What to produce: Find the number of lines containing the string "Disconnect" in the data. Answer with the number by itself.

------ Exercise inputs ------

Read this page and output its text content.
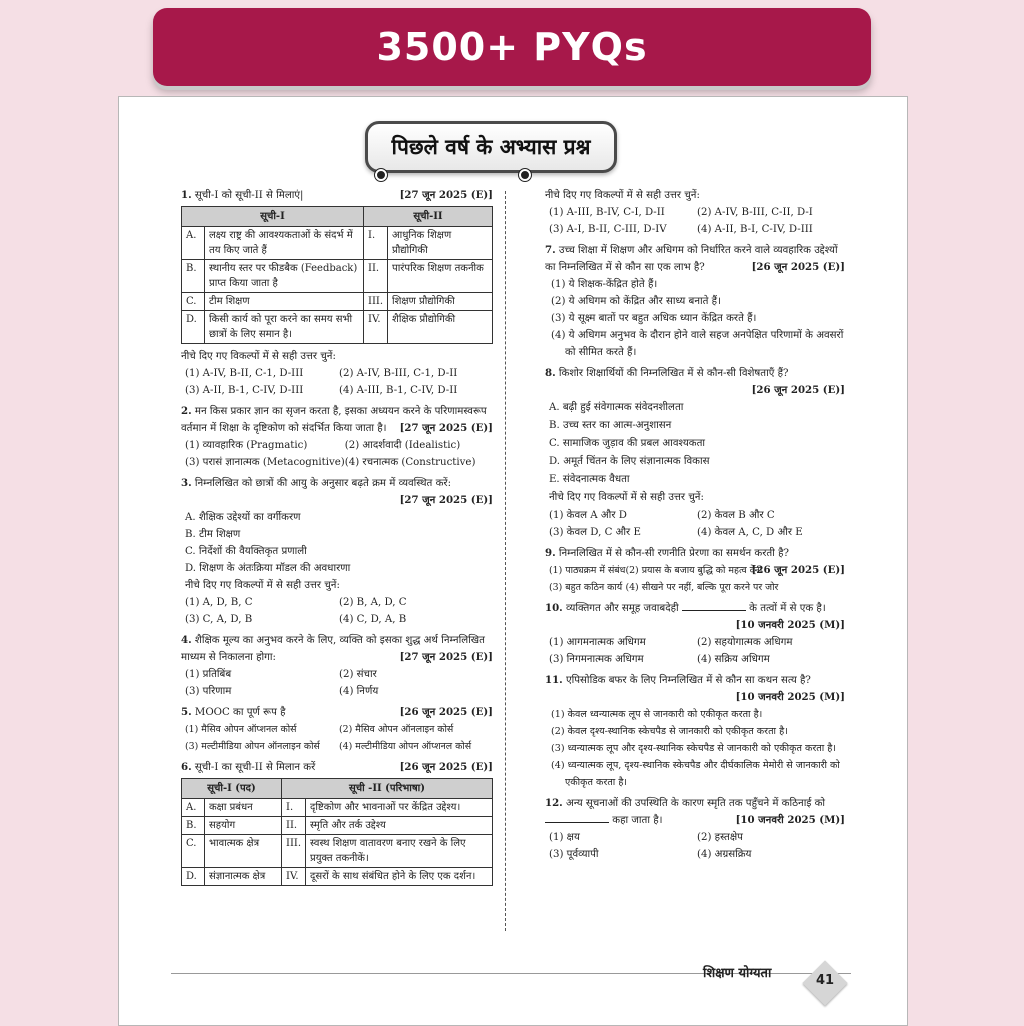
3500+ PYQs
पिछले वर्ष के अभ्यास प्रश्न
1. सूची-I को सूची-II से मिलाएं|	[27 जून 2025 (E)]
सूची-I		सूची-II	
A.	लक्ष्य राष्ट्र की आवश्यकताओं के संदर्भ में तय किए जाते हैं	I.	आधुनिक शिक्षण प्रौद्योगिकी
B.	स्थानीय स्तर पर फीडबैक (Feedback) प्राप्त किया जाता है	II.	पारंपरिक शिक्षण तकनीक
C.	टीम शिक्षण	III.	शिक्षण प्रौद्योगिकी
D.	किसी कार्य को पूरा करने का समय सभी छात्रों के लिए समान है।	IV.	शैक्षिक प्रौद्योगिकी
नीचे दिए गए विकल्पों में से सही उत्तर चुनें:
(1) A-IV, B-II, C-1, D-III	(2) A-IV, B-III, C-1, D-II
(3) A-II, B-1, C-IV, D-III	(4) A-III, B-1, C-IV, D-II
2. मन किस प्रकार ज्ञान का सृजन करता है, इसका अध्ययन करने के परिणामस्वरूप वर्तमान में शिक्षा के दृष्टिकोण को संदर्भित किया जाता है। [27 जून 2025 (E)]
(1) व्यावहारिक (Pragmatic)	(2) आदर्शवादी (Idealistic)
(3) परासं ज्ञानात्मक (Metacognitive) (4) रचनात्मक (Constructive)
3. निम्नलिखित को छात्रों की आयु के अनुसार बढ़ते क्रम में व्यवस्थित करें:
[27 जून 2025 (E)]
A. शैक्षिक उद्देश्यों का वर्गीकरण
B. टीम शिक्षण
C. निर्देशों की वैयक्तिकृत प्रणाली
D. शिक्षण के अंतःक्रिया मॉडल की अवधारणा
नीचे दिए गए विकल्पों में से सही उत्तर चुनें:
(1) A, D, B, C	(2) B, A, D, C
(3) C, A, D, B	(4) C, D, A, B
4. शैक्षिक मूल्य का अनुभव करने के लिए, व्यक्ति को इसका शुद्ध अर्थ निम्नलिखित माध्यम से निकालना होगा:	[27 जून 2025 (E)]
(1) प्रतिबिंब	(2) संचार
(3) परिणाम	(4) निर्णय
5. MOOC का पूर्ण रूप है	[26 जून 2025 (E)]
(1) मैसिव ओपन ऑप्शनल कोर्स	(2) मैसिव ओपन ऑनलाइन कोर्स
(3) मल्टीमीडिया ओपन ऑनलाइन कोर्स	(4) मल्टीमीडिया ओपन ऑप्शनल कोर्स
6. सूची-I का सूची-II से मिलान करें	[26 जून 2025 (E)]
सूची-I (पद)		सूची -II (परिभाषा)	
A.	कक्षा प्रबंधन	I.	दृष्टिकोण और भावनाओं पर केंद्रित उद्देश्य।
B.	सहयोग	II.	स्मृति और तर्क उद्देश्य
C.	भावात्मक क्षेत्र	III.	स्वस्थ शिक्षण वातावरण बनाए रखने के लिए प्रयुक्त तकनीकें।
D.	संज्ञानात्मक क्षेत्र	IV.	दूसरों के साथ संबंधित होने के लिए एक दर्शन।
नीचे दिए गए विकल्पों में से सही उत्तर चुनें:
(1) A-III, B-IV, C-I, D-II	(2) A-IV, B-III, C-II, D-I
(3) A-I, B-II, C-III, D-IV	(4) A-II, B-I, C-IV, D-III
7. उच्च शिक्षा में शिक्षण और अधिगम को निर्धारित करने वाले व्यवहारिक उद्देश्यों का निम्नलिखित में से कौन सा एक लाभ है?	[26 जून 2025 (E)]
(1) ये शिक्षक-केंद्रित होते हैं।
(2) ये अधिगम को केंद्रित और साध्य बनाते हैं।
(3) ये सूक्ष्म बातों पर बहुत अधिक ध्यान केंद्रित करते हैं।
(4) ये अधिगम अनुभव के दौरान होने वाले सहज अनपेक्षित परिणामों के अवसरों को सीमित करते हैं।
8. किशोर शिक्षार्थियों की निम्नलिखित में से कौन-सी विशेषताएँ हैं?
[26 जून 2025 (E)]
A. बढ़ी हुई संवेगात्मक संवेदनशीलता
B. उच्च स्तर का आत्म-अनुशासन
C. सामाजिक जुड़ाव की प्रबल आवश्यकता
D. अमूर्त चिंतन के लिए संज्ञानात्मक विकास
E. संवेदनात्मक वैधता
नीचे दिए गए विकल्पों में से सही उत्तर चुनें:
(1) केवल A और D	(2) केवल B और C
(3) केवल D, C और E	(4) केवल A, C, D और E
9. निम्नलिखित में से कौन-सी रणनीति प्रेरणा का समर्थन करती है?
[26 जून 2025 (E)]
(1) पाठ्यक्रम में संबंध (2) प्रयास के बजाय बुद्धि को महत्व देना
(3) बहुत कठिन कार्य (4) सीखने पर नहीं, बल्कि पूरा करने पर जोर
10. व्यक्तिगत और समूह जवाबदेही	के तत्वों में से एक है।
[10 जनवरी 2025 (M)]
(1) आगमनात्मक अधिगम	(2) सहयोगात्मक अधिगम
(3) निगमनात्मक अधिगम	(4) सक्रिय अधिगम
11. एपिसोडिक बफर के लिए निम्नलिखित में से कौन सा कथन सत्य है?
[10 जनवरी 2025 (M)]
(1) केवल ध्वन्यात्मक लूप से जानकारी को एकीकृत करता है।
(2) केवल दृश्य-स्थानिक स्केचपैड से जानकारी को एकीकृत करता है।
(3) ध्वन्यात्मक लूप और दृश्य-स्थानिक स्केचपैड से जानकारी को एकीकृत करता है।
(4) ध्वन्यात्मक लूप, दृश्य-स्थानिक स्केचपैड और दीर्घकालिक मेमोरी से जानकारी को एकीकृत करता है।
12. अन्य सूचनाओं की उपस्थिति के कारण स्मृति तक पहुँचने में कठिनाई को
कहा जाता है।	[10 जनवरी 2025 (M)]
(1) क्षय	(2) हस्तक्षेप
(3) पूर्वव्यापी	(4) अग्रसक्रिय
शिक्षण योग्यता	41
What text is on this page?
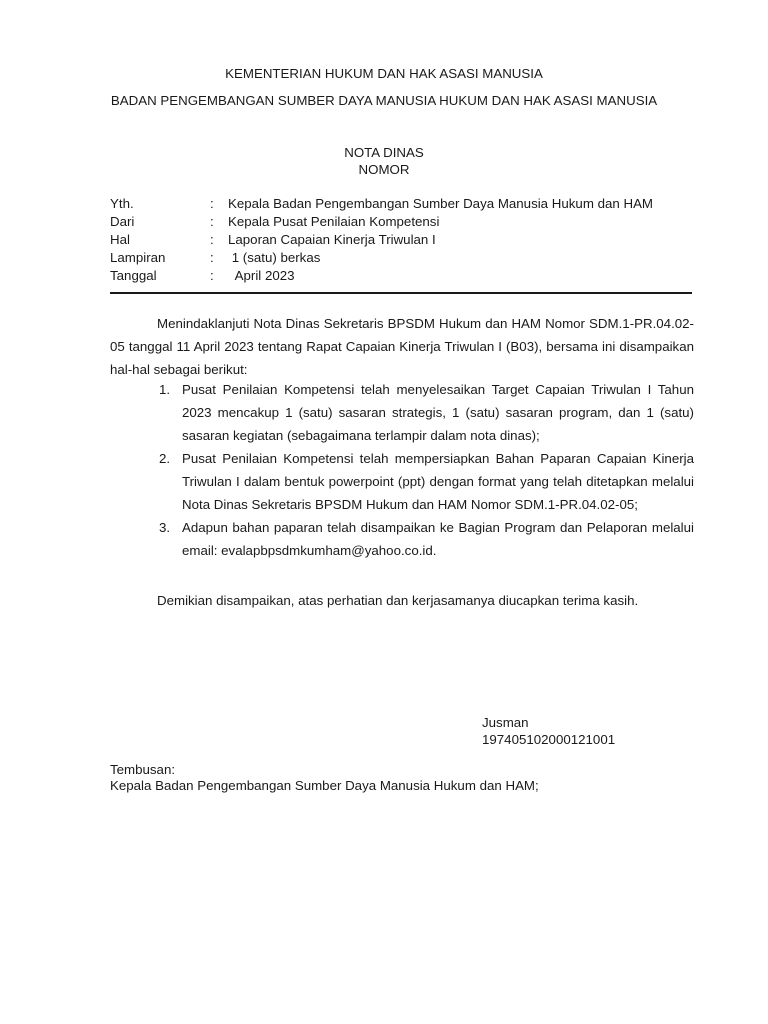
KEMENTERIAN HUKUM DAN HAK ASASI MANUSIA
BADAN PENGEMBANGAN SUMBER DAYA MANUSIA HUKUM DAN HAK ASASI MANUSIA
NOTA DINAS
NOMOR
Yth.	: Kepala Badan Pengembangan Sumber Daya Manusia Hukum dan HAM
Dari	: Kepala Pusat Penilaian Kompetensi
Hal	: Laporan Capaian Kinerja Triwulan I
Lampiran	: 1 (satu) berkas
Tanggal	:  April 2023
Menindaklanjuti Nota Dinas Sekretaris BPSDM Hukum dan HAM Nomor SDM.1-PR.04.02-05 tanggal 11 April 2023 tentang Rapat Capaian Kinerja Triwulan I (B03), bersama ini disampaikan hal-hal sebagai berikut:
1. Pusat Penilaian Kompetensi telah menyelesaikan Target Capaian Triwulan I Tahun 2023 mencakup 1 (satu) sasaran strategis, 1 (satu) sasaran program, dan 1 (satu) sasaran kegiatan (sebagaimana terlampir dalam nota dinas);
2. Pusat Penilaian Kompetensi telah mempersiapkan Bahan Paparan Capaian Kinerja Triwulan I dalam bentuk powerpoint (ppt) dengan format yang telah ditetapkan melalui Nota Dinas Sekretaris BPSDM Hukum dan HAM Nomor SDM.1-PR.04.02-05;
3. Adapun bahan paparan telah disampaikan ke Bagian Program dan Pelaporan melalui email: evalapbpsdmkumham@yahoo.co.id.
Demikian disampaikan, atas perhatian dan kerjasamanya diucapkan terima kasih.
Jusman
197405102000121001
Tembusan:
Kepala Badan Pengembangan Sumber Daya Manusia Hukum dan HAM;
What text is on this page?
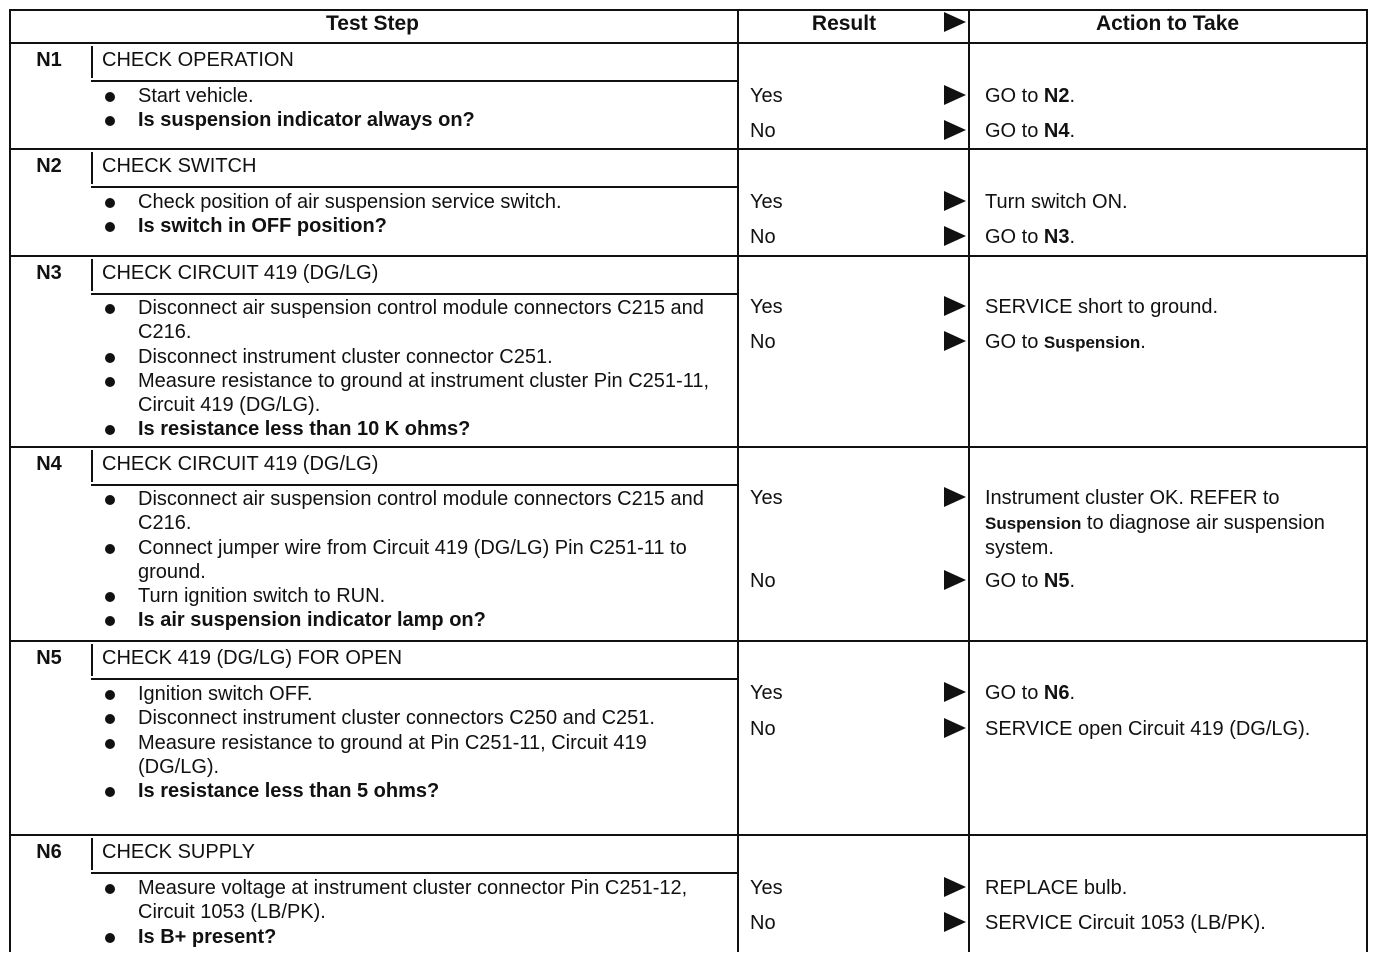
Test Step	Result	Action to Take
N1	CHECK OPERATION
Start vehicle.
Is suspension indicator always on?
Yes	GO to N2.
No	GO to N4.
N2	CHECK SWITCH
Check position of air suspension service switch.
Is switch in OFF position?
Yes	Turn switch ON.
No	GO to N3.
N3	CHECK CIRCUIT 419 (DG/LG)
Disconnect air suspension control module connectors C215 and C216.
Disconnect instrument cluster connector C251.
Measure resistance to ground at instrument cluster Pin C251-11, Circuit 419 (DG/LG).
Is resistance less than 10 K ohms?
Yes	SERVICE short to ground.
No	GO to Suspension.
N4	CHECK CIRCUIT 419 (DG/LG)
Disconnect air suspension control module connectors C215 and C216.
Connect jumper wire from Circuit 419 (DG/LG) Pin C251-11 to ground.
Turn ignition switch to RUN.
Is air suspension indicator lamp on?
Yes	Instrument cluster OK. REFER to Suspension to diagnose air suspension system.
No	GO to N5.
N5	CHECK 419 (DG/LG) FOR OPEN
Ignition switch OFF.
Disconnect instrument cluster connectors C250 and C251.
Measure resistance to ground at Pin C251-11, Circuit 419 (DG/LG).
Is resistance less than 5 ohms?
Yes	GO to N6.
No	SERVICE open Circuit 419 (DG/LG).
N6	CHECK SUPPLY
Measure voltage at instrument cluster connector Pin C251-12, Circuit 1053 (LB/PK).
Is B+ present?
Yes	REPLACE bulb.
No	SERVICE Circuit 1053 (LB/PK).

------

Response: 4